- _What to work on_
Lay out every line of the data below as a JSON list of strings, one string per line, leaving out any blank lines.

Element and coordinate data

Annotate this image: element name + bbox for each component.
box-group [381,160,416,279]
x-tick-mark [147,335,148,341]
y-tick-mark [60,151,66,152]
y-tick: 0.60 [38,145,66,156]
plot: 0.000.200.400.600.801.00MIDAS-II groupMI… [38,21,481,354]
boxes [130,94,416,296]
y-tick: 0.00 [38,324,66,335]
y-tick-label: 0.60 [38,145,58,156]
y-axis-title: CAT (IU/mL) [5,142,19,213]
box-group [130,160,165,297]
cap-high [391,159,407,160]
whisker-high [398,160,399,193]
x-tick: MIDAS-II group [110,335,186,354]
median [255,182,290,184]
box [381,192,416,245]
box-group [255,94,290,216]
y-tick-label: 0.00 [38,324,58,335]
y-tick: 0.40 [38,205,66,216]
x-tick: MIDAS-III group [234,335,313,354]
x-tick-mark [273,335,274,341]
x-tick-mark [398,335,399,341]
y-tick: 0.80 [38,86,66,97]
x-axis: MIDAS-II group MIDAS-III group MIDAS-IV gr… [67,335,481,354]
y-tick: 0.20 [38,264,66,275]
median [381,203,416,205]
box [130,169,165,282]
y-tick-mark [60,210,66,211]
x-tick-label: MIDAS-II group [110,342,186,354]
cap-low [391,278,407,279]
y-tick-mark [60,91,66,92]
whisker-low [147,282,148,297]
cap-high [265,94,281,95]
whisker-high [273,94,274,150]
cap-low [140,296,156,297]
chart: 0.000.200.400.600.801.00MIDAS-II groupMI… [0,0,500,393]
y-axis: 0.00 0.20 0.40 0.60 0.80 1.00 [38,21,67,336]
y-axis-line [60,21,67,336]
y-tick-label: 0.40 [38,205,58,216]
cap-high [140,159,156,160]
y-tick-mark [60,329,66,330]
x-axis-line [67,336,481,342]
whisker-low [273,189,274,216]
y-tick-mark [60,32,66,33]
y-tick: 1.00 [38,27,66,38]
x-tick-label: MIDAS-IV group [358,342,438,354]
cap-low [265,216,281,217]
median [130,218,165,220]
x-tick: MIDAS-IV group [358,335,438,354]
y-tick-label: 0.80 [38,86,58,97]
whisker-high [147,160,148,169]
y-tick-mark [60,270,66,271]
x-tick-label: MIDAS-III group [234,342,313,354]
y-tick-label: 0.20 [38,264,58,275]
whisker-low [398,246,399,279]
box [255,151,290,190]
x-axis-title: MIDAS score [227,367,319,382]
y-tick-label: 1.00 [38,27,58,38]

- _The completed task_
[
  "Annotate this image: element name + bbox for each component.",
  "box-group [381,160,416,279]",
  "x-tick-mark [147,335,148,341]",
  "y-tick-mark [60,151,66,152]",
  "y-tick: 0.60 [38,145,66,156]",
  "plot: 0.000.200.400.600.801.00MIDAS-II groupMI… [38,21,481,354]",
  "boxes [130,94,416,296]",
  "y-tick: 0.00 [38,324,66,335]",
  "y-tick-label: 0.60 [38,145,58,156]",
  "y-axis-title: CAT (IU/mL) [5,142,19,213]",
  "box-group [130,160,165,297]",
  "cap-high [391,159,407,160]",
  "whisker-high [398,160,399,193]",
  "x-tick: MIDAS-II group [110,335,186,354]",
  "median [255,182,290,184]",
  "box [381,192,416,245]",
  "box-group [255,94,290,216]",
  "y-tick-label: 0.00 [38,324,58,335]",
  "y-tick: 0.40 [38,205,66,216]",
  "x-tick: MIDAS-III group [234,335,313,354]",
  "x-tick-mark [273,335,274,341]",
  "x-tick-mark [398,335,399,341]",
  "y-tick: 0.80 [38,86,66,97]",
  "x-axis: MIDAS-II group MIDAS-III group MIDAS-IV gr… [67,335,481,354]",
  "y-tick: 0.20 [38,264,66,275]",
  "median [381,203,416,205]",
  "box [130,169,165,282]",
  "y-tick-mark [60,210,66,211]",
  "x-tick-label: MIDAS-II group [110,342,186,354]",
  "cap-low [391,278,407,279]",
  "y-tick-mark [60,91,66,92]",
  "whisker-low [147,282,148,297]",
  "cap-high [265,94,281,95]",
  "whisker-high [273,94,274,150]",
  "cap-low [140,296,156,297]",
  "chart: 0.000.200.400.600.801.00MIDAS-II groupMI… [0,0,500,393]",
  "y-axis: 0.00 0.20 0.40 0.60 0.80 1.00 [38,21,67,336]",
  "y-axis-line [60,21,67,336]",
  "y-tick-label: 0.40 [38,205,58,216]",
  "cap-high [140,159,156,160]",
  "y-tick-mark [60,329,66,330]",
  "x-axis-line [67,336,481,342]",
  "whisker-low [273,189,274,216]",
  "y-tick-mark [60,32,66,33]",
  "y-tick: 1.00 [38,27,66,38]",
  "x-tick-label: MIDAS-IV group [358,342,438,354]",
  "cap-low [265,216,281,217]",
  "median [130,218,165,220]",
  "x-tick: MIDAS-IV group [358,335,438,354]",
  "y-tick-label: 0.80 [38,86,58,97]",
  "whisker-high [147,160,148,169]",
  "y-tick-mark [60,270,66,271]",
  "x-tick-label: MIDAS-III group [234,342,313,354]",
  "y-tick-label: 0.20 [38,264,58,275]",
  "whisker-low [398,246,399,279]",
  "box [255,151,290,190]",
  "x-axis-title: MIDAS score [227,367,319,382]",
  "y-tick-label: 1.00 [38,27,58,38]"
]